* Start DATASET RECORDS *

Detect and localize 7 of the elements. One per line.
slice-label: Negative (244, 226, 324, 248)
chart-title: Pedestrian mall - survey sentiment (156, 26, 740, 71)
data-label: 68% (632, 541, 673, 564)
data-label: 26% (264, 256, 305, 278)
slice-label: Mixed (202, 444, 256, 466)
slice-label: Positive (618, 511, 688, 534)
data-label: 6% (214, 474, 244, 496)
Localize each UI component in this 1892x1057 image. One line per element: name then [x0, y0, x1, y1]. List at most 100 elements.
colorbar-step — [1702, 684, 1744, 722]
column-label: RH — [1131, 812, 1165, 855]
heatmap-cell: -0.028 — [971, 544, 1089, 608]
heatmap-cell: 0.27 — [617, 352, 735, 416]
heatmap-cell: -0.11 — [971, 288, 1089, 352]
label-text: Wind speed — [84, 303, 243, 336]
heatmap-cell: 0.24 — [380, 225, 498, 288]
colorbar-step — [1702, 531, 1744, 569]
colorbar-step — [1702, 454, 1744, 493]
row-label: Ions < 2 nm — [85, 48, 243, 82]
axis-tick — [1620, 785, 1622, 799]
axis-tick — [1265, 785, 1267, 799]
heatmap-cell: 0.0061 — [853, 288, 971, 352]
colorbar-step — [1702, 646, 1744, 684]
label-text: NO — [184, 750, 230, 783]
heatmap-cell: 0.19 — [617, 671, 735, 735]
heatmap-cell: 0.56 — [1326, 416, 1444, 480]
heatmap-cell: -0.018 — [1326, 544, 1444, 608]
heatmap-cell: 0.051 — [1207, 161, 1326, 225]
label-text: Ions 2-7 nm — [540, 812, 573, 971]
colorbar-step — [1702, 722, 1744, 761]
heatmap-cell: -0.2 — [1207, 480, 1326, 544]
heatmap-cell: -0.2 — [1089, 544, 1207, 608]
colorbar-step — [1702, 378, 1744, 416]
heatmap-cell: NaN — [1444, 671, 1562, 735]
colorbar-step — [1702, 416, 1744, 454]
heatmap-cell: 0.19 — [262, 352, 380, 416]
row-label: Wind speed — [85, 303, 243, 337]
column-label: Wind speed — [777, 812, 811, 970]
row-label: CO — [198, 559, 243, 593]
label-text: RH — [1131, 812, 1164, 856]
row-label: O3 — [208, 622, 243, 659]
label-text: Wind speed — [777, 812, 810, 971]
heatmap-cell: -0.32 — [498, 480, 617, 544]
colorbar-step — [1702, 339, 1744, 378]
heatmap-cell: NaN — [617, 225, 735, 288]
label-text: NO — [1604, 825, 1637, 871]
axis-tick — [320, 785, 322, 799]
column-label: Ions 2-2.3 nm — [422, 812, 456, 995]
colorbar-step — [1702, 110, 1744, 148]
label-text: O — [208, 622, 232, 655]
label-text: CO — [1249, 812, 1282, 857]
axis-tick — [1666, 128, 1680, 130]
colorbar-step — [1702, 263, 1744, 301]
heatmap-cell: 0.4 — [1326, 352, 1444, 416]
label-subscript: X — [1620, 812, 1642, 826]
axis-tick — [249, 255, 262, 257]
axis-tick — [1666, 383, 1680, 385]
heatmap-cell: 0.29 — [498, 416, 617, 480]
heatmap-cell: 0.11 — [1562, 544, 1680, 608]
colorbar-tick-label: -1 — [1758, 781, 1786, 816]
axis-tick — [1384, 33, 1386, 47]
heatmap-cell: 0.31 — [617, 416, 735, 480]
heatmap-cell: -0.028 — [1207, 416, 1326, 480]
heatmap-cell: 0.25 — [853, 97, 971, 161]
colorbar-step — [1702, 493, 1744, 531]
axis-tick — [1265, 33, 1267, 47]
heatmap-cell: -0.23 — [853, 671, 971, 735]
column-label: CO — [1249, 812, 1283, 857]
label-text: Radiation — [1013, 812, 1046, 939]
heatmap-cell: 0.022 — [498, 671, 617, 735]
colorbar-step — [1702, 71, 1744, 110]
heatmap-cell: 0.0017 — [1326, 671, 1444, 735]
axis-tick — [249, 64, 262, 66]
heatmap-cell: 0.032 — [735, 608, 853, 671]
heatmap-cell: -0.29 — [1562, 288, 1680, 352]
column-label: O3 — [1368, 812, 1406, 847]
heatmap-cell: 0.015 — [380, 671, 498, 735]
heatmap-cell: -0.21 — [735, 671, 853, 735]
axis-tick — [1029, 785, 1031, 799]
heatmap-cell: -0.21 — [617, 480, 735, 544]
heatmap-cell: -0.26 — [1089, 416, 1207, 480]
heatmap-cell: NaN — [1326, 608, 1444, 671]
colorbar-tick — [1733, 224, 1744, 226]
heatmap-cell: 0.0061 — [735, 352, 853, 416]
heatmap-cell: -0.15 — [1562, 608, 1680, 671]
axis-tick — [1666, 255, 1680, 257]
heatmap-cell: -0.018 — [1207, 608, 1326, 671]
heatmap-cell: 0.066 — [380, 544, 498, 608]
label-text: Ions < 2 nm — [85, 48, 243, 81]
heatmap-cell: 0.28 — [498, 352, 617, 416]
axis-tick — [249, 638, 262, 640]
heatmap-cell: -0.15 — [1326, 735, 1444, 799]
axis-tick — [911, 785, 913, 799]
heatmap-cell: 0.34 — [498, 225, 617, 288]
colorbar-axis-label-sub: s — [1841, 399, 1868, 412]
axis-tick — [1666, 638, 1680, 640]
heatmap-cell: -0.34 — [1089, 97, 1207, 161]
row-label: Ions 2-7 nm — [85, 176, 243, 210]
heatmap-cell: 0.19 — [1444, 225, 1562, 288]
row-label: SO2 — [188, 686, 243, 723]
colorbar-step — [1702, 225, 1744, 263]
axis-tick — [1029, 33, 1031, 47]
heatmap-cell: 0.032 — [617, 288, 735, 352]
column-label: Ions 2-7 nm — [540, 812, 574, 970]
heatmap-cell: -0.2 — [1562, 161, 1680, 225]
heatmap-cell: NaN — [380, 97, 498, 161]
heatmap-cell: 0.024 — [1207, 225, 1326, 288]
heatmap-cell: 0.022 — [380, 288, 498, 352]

* End DATASET RECORDS *

**AIM OF THE EXERCISE:** Repeat the records from their first line through the line containing "column-label: RH — [1131, 812, 1165, 855]", including that line.

**ANSWER FOR THE TASK:**
Detect and localize 7 of the elements. One per line.
slice-label: Negative (244, 226, 324, 248)
chart-title: Pedestrian mall - survey sentiment (156, 26, 740, 71)
data-label: 68% (632, 541, 673, 564)
data-label: 26% (264, 256, 305, 278)
slice-label: Mixed (202, 444, 256, 466)
slice-label: Positive (618, 511, 688, 534)
data-label: 6% (214, 474, 244, 496)
Localize each UI component in this 1892x1057 image. One line per element: name then [x0, y0, x1, y1]. List at most 100 elements.
colorbar-step — [1702, 684, 1744, 722]
column-label: RH — [1131, 812, 1165, 855]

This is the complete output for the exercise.